(Records about charts and figures)
※

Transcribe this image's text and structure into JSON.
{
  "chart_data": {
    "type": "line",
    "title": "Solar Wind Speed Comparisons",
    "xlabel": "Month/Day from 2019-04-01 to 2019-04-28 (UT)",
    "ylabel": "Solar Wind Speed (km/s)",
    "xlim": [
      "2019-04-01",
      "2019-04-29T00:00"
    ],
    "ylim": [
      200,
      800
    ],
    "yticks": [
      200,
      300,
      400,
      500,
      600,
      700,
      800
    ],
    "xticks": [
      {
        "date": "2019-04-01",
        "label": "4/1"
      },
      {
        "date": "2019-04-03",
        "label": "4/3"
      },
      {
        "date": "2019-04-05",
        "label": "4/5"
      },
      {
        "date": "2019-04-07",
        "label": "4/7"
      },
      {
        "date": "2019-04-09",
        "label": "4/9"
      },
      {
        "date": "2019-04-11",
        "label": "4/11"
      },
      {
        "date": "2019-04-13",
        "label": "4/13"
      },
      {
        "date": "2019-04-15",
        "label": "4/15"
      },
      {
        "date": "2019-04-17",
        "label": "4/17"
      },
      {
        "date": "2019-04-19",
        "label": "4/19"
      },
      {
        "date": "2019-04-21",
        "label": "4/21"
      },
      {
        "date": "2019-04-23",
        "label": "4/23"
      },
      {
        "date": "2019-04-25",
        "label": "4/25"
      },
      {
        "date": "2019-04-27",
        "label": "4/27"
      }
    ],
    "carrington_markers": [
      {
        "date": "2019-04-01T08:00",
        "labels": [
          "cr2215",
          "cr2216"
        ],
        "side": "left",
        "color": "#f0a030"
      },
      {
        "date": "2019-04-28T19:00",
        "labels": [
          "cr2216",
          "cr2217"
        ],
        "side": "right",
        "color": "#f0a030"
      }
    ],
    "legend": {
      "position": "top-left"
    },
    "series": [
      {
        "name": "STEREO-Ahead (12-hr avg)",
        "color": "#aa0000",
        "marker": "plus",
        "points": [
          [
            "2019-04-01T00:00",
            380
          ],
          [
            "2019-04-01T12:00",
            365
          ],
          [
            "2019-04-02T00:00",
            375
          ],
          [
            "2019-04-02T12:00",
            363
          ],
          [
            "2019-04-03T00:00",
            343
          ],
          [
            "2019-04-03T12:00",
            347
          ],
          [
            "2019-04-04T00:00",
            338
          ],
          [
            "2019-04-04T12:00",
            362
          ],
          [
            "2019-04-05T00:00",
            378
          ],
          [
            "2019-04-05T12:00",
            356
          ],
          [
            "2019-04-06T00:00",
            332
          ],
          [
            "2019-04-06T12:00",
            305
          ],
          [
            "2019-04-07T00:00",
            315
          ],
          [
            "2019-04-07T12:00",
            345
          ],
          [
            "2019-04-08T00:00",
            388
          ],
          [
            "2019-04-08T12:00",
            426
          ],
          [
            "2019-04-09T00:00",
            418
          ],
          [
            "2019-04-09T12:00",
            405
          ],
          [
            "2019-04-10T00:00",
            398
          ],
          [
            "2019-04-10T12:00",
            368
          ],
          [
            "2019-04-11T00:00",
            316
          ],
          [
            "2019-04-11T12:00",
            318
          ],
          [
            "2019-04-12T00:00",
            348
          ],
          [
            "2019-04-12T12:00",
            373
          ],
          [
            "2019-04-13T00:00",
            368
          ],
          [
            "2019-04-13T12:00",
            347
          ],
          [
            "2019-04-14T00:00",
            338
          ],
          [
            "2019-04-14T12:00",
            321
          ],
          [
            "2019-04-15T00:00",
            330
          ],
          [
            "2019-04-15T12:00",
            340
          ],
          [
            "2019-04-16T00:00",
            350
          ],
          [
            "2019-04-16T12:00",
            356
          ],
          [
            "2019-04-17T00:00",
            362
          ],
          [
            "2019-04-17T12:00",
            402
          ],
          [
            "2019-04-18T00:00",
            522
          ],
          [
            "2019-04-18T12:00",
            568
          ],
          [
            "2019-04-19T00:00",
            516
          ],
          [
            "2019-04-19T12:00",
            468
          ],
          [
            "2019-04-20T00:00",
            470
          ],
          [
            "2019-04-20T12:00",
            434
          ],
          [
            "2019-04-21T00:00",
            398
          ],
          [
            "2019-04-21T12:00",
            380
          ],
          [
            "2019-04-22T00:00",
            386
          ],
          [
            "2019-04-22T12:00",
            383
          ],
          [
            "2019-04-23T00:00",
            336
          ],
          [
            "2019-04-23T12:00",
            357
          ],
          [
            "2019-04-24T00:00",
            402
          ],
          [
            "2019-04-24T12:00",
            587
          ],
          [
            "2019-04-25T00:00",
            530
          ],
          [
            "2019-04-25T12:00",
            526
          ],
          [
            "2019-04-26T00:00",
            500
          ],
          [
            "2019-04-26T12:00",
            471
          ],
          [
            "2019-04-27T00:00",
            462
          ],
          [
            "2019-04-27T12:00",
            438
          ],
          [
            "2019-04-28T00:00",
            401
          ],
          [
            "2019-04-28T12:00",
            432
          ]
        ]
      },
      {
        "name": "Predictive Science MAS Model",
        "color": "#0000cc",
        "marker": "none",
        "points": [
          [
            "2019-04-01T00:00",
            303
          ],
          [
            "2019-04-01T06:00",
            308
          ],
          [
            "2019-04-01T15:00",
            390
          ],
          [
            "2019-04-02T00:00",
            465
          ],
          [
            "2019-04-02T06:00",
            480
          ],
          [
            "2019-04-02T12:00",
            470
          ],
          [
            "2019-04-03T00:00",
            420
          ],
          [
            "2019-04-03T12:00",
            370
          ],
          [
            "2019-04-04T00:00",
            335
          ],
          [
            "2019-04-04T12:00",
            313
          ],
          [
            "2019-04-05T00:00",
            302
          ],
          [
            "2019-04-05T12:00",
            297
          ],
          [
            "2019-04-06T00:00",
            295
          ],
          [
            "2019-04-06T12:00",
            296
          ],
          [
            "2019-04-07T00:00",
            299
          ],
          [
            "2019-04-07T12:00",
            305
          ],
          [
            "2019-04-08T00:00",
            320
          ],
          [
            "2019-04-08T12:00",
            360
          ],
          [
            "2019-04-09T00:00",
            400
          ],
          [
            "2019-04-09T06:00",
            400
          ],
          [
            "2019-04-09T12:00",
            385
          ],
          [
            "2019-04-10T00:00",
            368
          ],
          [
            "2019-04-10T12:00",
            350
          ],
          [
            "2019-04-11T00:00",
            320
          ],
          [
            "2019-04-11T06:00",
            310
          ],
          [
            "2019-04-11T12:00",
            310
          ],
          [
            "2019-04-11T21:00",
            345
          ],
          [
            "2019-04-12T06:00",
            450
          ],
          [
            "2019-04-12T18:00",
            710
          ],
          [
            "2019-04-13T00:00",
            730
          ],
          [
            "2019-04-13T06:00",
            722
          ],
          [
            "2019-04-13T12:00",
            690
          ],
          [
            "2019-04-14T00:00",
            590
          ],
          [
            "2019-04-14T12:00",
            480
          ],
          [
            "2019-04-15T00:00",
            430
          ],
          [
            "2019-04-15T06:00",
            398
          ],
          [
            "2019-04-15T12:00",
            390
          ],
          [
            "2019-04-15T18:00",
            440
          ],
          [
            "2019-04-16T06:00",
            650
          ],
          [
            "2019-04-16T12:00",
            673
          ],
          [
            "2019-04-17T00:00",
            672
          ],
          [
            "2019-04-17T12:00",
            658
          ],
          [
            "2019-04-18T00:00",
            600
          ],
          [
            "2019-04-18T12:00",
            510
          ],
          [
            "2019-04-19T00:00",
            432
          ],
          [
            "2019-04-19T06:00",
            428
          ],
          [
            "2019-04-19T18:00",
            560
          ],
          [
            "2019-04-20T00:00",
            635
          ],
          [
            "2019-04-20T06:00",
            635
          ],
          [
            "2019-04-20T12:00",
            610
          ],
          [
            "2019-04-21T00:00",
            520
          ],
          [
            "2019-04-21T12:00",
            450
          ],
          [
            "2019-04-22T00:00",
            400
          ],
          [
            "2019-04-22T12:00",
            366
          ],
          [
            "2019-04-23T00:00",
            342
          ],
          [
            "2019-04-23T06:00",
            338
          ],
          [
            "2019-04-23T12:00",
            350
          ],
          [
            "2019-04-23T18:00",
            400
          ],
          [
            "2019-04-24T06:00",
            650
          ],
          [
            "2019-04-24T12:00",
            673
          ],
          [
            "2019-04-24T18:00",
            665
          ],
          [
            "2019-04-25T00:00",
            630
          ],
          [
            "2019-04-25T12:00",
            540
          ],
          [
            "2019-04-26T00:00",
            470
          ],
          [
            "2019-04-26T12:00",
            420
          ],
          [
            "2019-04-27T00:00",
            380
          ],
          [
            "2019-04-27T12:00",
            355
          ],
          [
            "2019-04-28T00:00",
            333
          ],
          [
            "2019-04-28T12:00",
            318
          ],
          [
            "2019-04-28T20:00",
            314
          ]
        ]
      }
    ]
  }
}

※

-- Exercise task --
From the data above, copy each line that has the string "Solar".

-- Answer to this problem --
    "title": "Solar Wind Speed Comparisons",
    "ylabel": "Solar Wind Speed (km/s)",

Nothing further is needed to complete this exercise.